Search the material for the string "XAUUSD", then return every line where it is found.

Records that describe figures
* * * * * * *
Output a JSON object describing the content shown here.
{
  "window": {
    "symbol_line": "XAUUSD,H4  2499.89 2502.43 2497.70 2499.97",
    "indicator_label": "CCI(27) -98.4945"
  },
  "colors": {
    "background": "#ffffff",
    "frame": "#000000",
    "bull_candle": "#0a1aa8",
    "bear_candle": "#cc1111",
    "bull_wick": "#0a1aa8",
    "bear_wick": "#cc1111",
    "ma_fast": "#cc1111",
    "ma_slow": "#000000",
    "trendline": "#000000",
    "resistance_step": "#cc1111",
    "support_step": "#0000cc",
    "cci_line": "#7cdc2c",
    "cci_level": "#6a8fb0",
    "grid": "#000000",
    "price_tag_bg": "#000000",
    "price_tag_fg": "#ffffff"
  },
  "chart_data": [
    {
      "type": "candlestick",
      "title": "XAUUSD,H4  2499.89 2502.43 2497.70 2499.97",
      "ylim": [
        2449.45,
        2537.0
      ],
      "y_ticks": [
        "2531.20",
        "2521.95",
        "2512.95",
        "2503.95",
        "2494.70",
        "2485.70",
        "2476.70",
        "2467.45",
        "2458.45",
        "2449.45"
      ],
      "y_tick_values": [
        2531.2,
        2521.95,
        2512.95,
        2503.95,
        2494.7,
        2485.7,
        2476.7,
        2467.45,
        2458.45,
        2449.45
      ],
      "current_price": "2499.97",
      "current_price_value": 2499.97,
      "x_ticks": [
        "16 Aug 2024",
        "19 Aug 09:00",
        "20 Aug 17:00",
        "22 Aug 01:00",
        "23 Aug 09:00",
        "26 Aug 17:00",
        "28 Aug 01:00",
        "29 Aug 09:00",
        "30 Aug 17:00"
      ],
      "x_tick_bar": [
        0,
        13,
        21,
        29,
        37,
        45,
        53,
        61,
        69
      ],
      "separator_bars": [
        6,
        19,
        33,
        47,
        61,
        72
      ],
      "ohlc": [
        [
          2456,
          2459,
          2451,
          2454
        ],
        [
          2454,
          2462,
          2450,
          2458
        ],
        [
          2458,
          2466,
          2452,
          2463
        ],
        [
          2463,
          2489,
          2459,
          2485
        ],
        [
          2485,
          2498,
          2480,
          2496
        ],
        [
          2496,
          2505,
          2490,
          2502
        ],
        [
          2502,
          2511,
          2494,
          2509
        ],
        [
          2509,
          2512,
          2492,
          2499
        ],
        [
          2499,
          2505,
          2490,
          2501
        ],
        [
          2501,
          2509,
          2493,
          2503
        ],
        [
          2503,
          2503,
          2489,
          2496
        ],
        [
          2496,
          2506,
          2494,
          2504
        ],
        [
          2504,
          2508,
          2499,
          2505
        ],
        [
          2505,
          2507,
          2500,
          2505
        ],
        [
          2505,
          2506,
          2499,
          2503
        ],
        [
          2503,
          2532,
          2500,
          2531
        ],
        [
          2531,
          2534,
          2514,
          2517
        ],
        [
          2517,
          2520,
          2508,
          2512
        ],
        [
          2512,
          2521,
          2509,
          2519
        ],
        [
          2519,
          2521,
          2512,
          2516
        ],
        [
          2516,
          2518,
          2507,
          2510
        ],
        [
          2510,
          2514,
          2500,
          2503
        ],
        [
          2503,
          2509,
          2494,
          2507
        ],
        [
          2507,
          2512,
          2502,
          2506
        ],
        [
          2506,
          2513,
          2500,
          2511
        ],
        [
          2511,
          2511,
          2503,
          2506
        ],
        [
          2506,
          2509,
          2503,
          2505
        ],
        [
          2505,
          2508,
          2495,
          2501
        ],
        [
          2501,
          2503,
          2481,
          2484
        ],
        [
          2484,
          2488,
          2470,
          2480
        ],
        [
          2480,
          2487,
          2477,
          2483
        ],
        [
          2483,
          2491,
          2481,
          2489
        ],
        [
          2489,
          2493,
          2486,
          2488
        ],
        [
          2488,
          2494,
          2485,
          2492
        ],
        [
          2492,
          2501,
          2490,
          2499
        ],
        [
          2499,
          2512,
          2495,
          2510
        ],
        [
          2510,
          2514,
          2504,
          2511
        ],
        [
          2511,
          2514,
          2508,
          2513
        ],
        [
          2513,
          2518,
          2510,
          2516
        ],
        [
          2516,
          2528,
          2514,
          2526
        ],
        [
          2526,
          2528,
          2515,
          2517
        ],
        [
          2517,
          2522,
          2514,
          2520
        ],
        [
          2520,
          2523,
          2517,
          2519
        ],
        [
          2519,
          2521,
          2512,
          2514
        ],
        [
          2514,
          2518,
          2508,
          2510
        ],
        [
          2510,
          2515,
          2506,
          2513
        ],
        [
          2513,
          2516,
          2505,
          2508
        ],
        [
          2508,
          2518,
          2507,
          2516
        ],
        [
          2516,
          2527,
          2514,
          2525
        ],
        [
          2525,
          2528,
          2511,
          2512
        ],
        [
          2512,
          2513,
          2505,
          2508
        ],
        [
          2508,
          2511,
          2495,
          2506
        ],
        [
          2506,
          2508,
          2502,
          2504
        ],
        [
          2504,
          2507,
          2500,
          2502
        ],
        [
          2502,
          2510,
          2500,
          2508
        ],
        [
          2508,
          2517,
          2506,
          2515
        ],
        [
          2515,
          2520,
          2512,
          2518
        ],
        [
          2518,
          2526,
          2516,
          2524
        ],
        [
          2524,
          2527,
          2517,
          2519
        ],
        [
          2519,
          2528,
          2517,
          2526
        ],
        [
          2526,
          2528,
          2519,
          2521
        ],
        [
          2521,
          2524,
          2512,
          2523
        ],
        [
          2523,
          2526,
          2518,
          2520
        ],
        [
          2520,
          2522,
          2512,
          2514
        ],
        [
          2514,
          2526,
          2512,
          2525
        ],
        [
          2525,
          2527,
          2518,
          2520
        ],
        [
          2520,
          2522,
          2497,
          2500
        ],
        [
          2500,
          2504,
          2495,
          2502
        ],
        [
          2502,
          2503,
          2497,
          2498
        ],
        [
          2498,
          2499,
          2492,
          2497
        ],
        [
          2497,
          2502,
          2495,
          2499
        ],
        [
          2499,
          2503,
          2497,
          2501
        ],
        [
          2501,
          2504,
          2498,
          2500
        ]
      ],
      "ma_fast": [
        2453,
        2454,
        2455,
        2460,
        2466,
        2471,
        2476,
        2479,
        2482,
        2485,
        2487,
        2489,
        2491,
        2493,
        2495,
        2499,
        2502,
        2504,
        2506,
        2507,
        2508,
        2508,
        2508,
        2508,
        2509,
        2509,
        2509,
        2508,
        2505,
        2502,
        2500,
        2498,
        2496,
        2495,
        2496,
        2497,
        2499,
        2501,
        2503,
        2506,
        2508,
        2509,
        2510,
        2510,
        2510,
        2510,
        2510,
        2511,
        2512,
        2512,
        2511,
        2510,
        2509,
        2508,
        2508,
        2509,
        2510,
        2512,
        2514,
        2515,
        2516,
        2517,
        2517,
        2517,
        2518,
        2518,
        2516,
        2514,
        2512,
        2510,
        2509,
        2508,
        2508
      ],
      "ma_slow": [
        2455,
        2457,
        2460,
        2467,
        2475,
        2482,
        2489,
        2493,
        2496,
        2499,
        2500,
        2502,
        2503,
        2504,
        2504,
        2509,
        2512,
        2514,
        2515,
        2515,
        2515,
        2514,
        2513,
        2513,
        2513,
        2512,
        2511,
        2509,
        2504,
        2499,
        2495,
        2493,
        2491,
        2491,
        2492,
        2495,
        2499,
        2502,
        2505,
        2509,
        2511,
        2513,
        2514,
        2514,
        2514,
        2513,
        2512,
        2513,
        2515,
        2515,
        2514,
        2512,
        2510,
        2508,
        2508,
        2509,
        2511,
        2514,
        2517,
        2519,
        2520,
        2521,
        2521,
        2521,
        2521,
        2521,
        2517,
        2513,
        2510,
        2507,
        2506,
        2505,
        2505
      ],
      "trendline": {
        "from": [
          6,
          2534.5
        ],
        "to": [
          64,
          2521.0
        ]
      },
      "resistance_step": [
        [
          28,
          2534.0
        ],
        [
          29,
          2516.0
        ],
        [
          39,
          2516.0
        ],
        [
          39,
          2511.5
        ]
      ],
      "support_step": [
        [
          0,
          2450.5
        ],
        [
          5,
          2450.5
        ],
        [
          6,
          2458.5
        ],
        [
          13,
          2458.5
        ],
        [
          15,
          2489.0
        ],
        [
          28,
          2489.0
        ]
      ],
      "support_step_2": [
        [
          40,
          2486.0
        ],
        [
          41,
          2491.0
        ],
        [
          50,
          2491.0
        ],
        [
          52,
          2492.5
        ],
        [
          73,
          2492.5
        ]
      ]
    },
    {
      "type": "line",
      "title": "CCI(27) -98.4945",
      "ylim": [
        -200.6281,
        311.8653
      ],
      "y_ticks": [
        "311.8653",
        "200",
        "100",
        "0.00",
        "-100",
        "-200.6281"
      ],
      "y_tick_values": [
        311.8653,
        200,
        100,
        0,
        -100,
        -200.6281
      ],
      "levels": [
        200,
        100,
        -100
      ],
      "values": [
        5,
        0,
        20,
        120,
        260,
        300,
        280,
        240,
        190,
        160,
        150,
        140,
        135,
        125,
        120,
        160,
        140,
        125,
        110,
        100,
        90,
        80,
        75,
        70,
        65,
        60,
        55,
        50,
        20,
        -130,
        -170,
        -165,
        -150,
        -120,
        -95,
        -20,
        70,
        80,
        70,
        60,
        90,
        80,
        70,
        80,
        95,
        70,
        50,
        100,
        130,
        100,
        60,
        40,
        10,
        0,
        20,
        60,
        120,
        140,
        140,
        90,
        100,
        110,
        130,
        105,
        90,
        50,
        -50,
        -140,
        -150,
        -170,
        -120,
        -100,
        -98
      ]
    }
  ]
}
* * * * * * *
* [Solution to this exercise]
    "symbol_line": "XAUUSD,H4  2499.89 2502.43 2497.70 2499.97",
      "title": "XAUUSD,H4  2499.89 2502.43 2497.70 2499.97",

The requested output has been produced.